Data for this exercise start

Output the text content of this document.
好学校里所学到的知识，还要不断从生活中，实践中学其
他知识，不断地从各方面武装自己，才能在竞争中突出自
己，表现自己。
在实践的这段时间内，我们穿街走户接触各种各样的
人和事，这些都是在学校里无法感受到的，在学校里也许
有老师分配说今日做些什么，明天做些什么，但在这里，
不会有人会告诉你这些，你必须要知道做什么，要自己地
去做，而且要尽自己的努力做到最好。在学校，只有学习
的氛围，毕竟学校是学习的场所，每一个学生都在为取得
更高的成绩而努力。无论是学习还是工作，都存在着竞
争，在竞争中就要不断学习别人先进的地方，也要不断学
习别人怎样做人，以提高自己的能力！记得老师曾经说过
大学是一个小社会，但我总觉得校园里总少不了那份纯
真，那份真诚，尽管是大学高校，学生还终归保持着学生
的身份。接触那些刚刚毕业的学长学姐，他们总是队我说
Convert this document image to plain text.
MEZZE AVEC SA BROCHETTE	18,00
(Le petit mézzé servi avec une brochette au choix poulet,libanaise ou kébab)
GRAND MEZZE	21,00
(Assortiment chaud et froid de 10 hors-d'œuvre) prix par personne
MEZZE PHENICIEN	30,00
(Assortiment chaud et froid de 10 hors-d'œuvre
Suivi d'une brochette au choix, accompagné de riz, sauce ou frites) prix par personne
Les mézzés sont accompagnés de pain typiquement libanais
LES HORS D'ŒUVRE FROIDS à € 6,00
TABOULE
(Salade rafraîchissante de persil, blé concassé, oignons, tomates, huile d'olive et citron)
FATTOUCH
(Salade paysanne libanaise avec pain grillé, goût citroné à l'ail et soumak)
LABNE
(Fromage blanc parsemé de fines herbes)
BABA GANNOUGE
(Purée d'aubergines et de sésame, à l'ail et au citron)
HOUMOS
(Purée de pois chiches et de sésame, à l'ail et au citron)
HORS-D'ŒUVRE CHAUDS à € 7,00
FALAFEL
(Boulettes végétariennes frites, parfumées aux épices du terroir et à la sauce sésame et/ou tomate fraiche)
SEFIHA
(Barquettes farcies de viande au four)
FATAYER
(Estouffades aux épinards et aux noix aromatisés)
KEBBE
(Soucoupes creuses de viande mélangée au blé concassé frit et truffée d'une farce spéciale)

Data for this exercise end

§ What is expected
Copy out exactly the lines running from the line with "Convert this document image to plain text." to the end of the records, inclusive.

§ Full output
Convert this document image to plain text.
MEZZE AVEC SA BROCHETTE	18,00
(Le petit mézzé servi avec une brochette au choix poulet,libanaise ou kébab)
GRAND MEZZE	21,00
(Assortiment chaud et froid de 10 hors-d'œuvre) prix par personne
MEZZE PHENICIEN	30,00
(Assortiment chaud et froid de 10 hors-d'œuvre
Suivi d'une brochette au choix, accompagné de riz, sauce ou frites) prix par personne
Les mézzés sont accompagnés de pain typiquement libanais
LES HORS D'ŒUVRE FROIDS à € 6,00
TABOULE
(Salade rafraîchissante de persil, blé concassé, oignons, tomates, huile d'olive et citron)
FATTOUCH
(Salade paysanne libanaise avec pain grillé, goût citroné à l'ail et soumak)
LABNE
(Fromage blanc parsemé de fines herbes)
BABA GANNOUGE
(Purée d'aubergines et de sésame, à l'ail et au citron)
HOUMOS
(Purée de pois chiches et de sésame, à l'ail et au citron)
HORS-D'ŒUVRE CHAUDS à € 7,00
FALAFEL
(Boulettes végétariennes frites, parfumées aux épices du terroir et à la sauce sésame et/ou tomate fraiche)
SEFIHA
(Barquettes farcies de viande au four)
FATAYER
(Estouffades aux épinards et aux noix aromatisés)
KEBBE
(Soucoupes creuses de viande mélangée au blé concassé frit et truffée d'une farce spéciale)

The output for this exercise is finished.